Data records
[start]

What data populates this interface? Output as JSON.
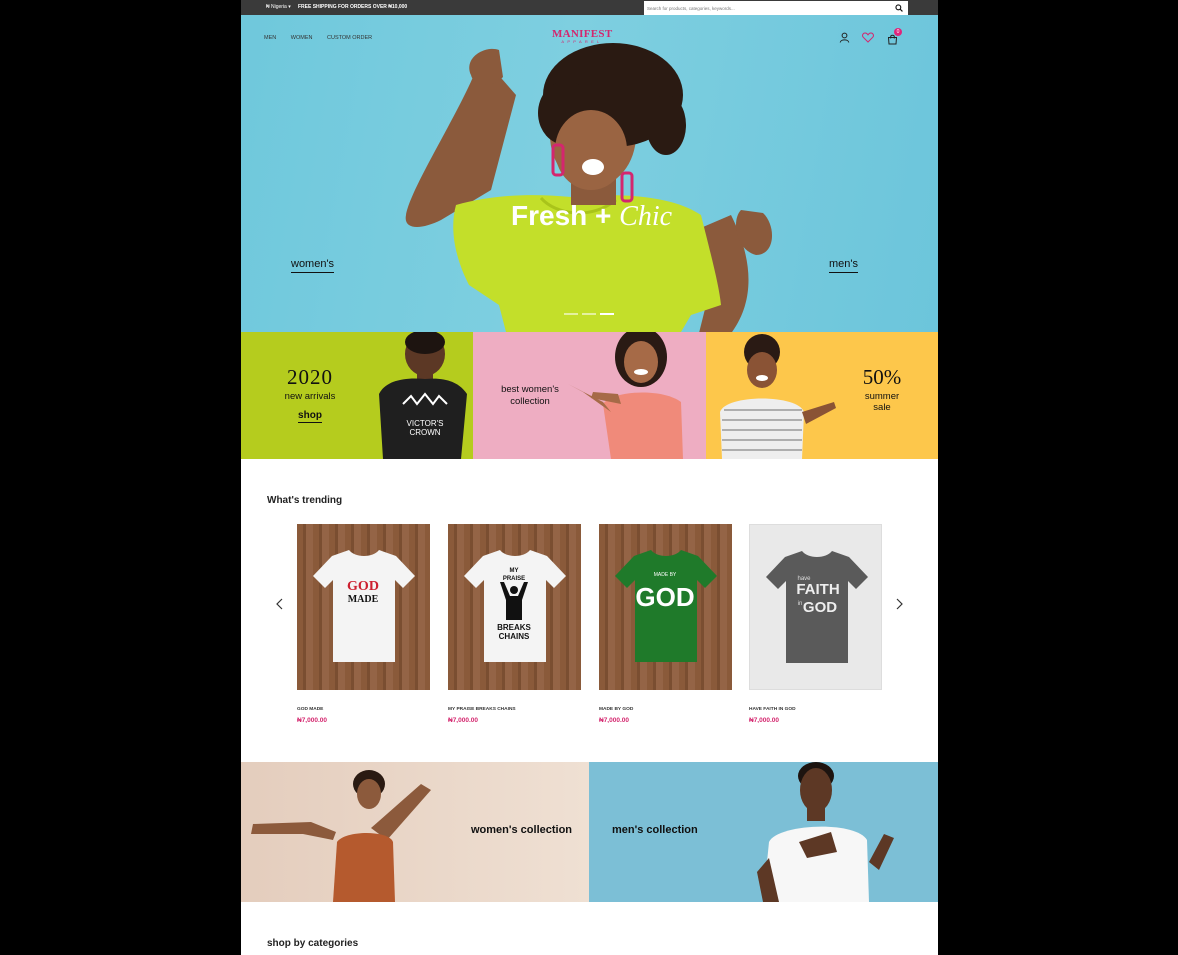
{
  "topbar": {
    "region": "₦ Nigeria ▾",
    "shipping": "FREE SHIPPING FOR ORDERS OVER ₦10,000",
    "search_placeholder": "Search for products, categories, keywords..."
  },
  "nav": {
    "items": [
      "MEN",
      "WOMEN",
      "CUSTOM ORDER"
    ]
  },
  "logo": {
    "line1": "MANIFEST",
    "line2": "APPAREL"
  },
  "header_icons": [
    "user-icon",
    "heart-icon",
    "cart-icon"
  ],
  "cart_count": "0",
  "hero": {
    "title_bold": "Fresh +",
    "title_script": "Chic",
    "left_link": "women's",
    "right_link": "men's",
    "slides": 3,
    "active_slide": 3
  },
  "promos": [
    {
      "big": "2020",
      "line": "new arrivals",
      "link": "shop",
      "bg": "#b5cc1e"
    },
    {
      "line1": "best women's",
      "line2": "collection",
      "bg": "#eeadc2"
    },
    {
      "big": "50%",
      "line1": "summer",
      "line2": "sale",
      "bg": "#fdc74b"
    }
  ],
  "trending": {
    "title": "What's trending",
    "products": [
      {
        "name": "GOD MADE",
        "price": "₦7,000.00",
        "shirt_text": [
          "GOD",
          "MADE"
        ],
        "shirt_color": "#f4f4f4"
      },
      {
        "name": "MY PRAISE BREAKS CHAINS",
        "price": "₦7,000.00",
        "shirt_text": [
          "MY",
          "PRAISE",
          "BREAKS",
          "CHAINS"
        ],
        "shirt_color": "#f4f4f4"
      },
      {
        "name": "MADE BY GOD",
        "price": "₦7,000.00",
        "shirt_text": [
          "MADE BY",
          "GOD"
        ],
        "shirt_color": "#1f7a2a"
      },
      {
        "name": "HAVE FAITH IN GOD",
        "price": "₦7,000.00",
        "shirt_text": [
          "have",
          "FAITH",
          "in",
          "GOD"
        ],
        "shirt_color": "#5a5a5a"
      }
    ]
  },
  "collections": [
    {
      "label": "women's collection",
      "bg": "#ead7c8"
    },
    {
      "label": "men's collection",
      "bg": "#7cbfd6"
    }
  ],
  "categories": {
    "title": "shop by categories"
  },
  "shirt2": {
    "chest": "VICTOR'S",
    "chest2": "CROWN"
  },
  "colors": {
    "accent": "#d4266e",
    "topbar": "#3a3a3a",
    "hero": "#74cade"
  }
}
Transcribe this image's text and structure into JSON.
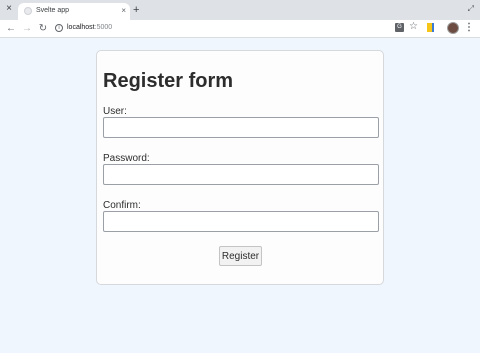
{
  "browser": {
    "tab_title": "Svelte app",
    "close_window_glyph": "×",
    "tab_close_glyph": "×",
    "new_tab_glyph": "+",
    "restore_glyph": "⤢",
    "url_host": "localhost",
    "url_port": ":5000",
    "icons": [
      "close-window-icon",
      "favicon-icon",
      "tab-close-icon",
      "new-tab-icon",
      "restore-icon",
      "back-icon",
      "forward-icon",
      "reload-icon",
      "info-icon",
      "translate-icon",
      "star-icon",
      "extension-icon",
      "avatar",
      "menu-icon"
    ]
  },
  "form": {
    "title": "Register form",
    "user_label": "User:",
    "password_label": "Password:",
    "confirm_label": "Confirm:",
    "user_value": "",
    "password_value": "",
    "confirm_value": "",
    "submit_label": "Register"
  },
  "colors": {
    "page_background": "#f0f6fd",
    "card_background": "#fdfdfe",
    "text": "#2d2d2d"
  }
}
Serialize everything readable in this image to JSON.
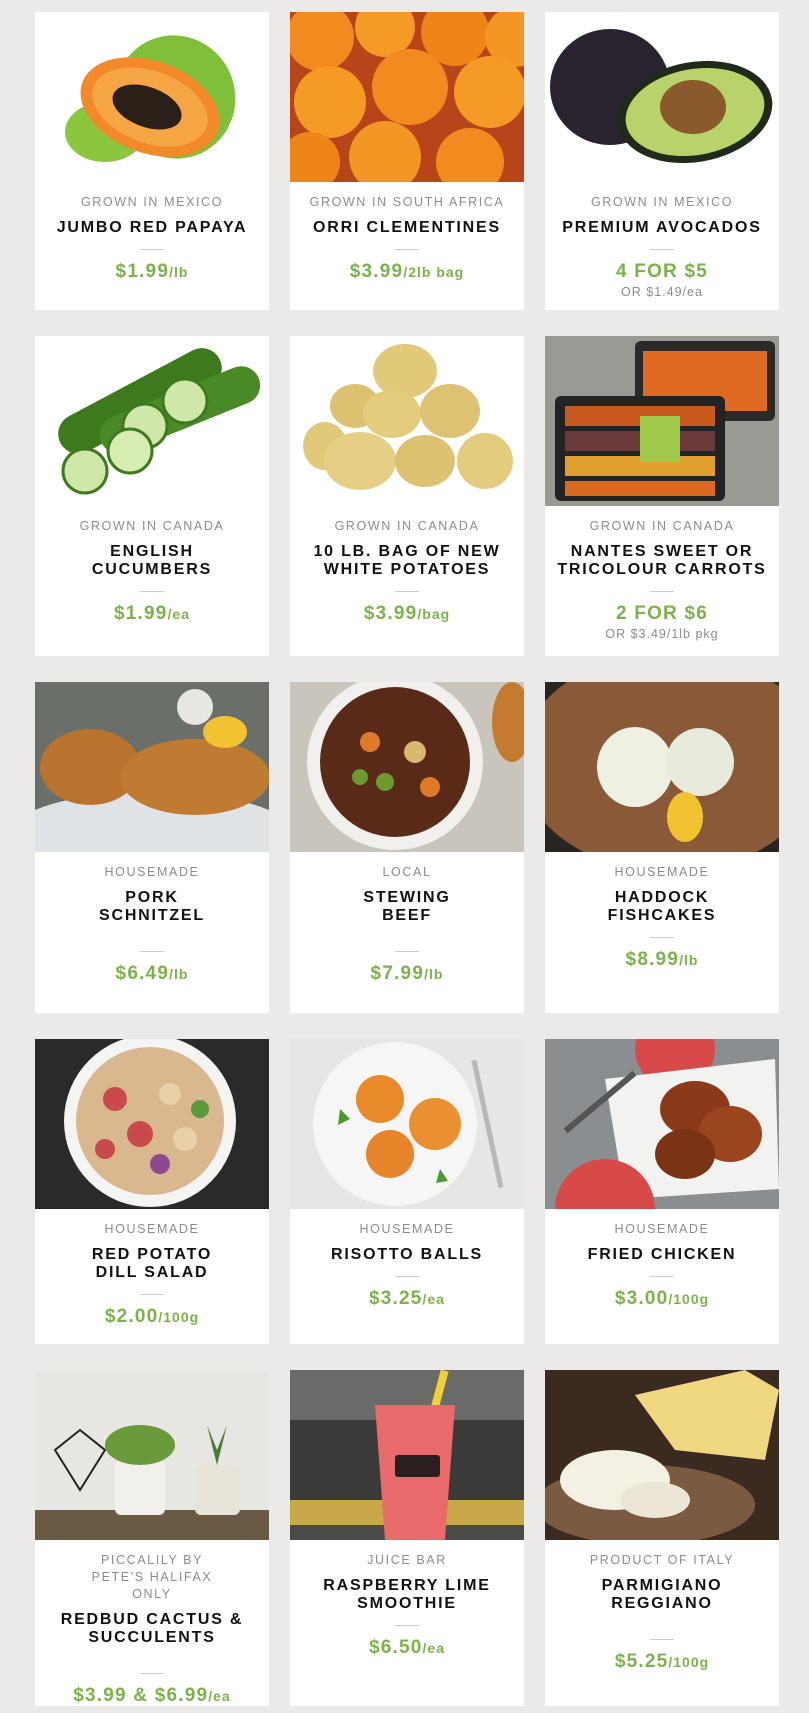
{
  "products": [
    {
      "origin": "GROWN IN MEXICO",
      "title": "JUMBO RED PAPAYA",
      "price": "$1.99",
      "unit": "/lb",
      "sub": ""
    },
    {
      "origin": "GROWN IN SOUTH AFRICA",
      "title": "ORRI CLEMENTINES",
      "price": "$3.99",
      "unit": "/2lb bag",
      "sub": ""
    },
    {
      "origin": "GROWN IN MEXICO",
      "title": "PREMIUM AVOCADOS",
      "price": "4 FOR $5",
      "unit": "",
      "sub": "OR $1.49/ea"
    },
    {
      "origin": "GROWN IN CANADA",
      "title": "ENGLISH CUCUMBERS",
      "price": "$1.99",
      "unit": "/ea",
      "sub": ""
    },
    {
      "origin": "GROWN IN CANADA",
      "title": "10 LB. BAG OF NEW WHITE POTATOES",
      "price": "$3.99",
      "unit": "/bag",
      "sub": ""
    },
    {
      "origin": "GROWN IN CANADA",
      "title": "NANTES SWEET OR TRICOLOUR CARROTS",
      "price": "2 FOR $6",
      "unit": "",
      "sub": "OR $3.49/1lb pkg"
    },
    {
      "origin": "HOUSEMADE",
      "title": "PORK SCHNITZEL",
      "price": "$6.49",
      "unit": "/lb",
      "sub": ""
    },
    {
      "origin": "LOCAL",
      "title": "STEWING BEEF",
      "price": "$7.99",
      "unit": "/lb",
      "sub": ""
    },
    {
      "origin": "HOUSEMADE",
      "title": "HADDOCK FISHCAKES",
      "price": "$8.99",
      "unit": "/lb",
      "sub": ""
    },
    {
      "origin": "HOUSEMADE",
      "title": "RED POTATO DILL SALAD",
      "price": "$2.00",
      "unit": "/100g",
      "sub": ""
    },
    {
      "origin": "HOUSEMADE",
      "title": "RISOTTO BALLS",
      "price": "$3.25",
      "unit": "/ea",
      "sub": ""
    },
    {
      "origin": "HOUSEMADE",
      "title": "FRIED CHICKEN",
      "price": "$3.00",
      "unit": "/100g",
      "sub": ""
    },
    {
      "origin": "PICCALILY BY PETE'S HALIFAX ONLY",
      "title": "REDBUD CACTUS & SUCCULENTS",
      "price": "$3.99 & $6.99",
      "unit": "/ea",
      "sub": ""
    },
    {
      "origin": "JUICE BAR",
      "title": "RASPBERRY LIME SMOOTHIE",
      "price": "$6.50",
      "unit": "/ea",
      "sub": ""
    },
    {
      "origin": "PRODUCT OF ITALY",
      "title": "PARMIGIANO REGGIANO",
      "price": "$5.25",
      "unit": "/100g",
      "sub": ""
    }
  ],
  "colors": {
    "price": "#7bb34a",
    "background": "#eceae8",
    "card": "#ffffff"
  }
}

[end]

▶ [What to produce] Return the listing above in full and without alteration, excluding its pictures.

▶ [Exercise response]
What data populates this interface? Output as JSON.
{
  "topbar": {
    "region": "₦ Nigeria ▾",
    "shipping": "FREE SHIPPING FOR ORDERS OVER ₦10,000",
    "search_placeholder": "Search for products, categories, keywords..."
  },
  "nav": {
    "items": [
      "MEN",
      "WOMEN",
      "CUSTOM ORDER"
    ]
  },
  "logo": {
    "line1": "MANIFEST",
    "line2": "APPAREL"
  },
  "header_icons": [
    "user-icon",
    "heart-icon",
    "cart-icon"
  ],
  "cart_count": "0",
  "hero": {
    "title_bold": "Fresh +",
    "title_script": "Chic",
    "left_link": "women's",
    "right_link": "men's",
    "slides": 3,
    "active_slide": 3
  },
  "promos": [
    {
      "big": "2020",
      "line": "new arrivals",
      "link": "shop",
      "bg": "#b5cc1e"
    },
    {
      "line1": "best women's",
      "line2": "collection",
      "bg": "#eeadc2"
    },
    {
      "big": "50%",
      "line1": "summer",
      "line2": "sale",
      "bg": "#fdc74b"
    }
  ],
  "trending": {
    "title": "What's trending",
    "products": [
      {
        "name": "GOD MADE",
        "price": "₦7,000.00",
        "shirt_text": [
          "GOD",
          "MADE"
        ],
        "shirt_color": "#f4f4f4"
      },
      {
        "name": "MY PRAISE BREAKS CHAINS",
        "price": "₦7,000.00",
        "shirt_text": [
          "MY",
          "PRAISE",
          "BREAKS",
          "CHAINS"
        ],
        "shirt_color": "#f4f4f4"
      },
      {
        "name": "MADE BY GOD",
        "price": "₦7,000.00",
        "shirt_text": [
          "MADE BY",
          "GOD"
        ],
        "shirt_color": "#1f7a2a"
      },
      {
        "name": "HAVE FAITH IN GOD",
        "price": "₦7,000.00",
        "shirt_text": [
          "have",
          "FAITH",
          "in",
          "GOD"
        ],
        "shirt_color": "#5a5a5a"
      }
    ]
  },
  "collections": [
    {
      "label": "women's collection",
      "bg": "#ead7c8"
    },
    {
      "label": "men's collection",
      "bg": "#7cbfd6"
    }
  ],
  "categories": {
    "title": "shop by categories"
  },
  "shirt2": {
    "chest": "VICTOR'S",
    "chest2": "CROWN"
  },
  "colors": {
    "accent": "#d4266e",
    "topbar": "#3a3a3a",
    "hero": "#74cade"
  }
}
Transcribe this image's text and structure into JSON.
{
  "browser": {
    "tab_title": "Svelte app",
    "close_window_glyph": "×",
    "tab_close_glyph": "×",
    "new_tab_glyph": "+",
    "restore_glyph": "⤢",
    "url_host": "localhost",
    "url_port": ":5000",
    "icons": [
      "close-window-icon",
      "favicon-icon",
      "tab-close-icon",
      "new-tab-icon",
      "restore-icon",
      "back-icon",
      "forward-icon",
      "reload-icon",
      "info-icon",
      "translate-icon",
      "star-icon",
      "extension-icon",
      "avatar",
      "menu-icon"
    ]
  },
  "form": {
    "title": "Register form",
    "user_label": "User:",
    "password_label": "Password:",
    "confirm_label": "Confirm:",
    "user_value": "",
    "password_value": "",
    "confirm_value": "",
    "submit_label": "Register"
  },
  "colors": {
    "page_background": "#f0f6fd",
    "card_background": "#fdfdfe",
    "text": "#2d2d2d"
  }
}
Serialize everything readable in this image to JSON.
{
  "products": [
    {
      "origin": "GROWN IN MEXICO",
      "title": "JUMBO RED PAPAYA",
      "price": "$1.99",
      "unit": "/lb",
      "sub": ""
    },
    {
      "origin": "GROWN IN SOUTH AFRICA",
      "title": "ORRI CLEMENTINES",
      "price": "$3.99",
      "unit": "/2lb bag",
      "sub": ""
    },
    {
      "origin": "GROWN IN MEXICO",
      "title": "PREMIUM AVOCADOS",
      "price": "4 FOR $5",
      "unit": "",
      "sub": "OR $1.49/ea"
    },
    {
      "origin": "GROWN IN CANADA",
      "title": "ENGLISH CUCUMBERS",
      "price": "$1.99",
      "unit": "/ea",
      "sub": ""
    },
    {
      "origin": "GROWN IN CANADA",
      "title": "10 LB. BAG OF NEW WHITE POTATOES",
      "price": "$3.99",
      "unit": "/bag",
      "sub": ""
    },
    {
      "origin": "GROWN IN CANADA",
      "title": "NANTES SWEET OR TRICOLOUR CARROTS",
      "price": "2 FOR $6",
      "unit": "",
      "sub": "OR $3.49/1lb pkg"
    },
    {
      "origin": "HOUSEMADE",
      "title": "PORK SCHNITZEL",
      "price": "$6.49",
      "unit": "/lb",
      "sub": ""
    },
    {
      "origin": "LOCAL",
      "title": "STEWING BEEF",
      "price": "$7.99",
      "unit": "/lb",
      "sub": ""
    },
    {
      "origin": "HOUSEMADE",
      "title": "HADDOCK FISHCAKES",
      "price": "$8.99",
      "unit": "/lb",
      "sub": ""
    },
    {
      "origin": "HOUSEMADE",
      "title": "RED POTATO DILL SALAD",
      "price": "$2.00",
      "unit": "/100g",
      "sub": ""
    },
    {
      "origin": "HOUSEMADE",
      "title": "RISOTTO BALLS",
      "price": "$3.25",
      "unit": "/ea",
      "sub": ""
    },
    {
      "origin": "HOUSEMADE",
      "title": "FRIED CHICKEN",
      "price": "$3.00",
      "unit": "/100g",
      "sub": ""
    },
    {
      "origin": "PICCALILY BY PETE'S HALIFAX ONLY",
      "title": "REDBUD CACTUS & SUCCULENTS",
      "price": "$3.99 & $6.99",
      "unit": "/ea",
      "sub": ""
    },
    {
      "origin": "JUICE BAR",
      "title": "RASPBERRY LIME SMOOTHIE",
      "price": "$6.50",
      "unit": "/ea",
      "sub": ""
    },
    {
      "origin": "PRODUCT OF ITALY",
      "title": "PARMIGIANO REGGIANO",
      "price": "$5.25",
      "unit": "/100g",
      "sub": ""
    }
  ],
  "colors": {
    "price": "#7bb34a",
    "background": "#eceae8",
    "card": "#ffffff"
  }
}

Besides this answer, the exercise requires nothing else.